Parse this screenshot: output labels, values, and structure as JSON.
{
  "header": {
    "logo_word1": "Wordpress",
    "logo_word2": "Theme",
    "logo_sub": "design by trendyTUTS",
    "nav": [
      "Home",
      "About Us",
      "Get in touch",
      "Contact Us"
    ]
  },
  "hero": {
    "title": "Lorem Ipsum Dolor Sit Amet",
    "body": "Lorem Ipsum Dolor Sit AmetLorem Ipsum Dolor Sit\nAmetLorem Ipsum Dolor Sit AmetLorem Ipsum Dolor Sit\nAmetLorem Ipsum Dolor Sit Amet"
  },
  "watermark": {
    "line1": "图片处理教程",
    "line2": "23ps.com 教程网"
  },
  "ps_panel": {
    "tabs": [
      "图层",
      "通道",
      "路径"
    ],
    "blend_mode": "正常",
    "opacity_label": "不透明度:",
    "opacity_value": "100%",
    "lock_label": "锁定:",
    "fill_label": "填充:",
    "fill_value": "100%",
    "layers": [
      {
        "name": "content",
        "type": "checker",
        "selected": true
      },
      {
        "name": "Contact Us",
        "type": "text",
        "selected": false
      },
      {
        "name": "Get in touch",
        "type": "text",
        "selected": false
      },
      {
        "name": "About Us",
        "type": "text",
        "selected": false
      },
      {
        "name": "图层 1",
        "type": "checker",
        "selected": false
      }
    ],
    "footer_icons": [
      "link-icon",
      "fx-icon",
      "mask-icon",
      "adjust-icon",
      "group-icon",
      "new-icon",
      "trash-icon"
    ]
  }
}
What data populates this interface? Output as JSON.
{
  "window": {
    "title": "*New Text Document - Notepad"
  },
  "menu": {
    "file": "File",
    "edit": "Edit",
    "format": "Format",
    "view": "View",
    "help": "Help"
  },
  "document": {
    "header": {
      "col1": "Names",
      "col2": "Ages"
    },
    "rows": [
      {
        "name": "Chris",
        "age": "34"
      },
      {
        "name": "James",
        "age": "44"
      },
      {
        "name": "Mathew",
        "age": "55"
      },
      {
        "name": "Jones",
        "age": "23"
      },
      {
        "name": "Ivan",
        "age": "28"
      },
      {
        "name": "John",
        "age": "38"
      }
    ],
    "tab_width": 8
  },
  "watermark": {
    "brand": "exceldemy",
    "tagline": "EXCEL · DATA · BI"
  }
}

════════════════

● EXERCISE TASK
Write the lines out exactly, from the one with "What data populates" down to the last line of the listing, and leave out all others.

● SOLUTION TO THE PROBLEM
What data populates this interface? Output as JSON.
{
  "window": {
    "title": "*New Text Document - Notepad"
  },
  "menu": {
    "file": "File",
    "edit": "Edit",
    "format": "Format",
    "view": "View",
    "help": "Help"
  },
  "document": {
    "header": {
      "col1": "Names",
      "col2": "Ages"
    },
    "rows": [
      {
        "name": "Chris",
        "age": "34"
      },
      {
        "name": "James",
        "age": "44"
      },
      {
        "name": "Mathew",
        "age": "55"
      },
      {
        "name": "Jones",
        "age": "23"
      },
      {
        "name": "Ivan",
        "age": "28"
      },
      {
        "name": "John",
        "age": "38"
      }
    ],
    "tab_width": 8
  },
  "watermark": {
    "brand": "exceldemy",
    "tagline": "EXCEL · DATA · BI"
  }
}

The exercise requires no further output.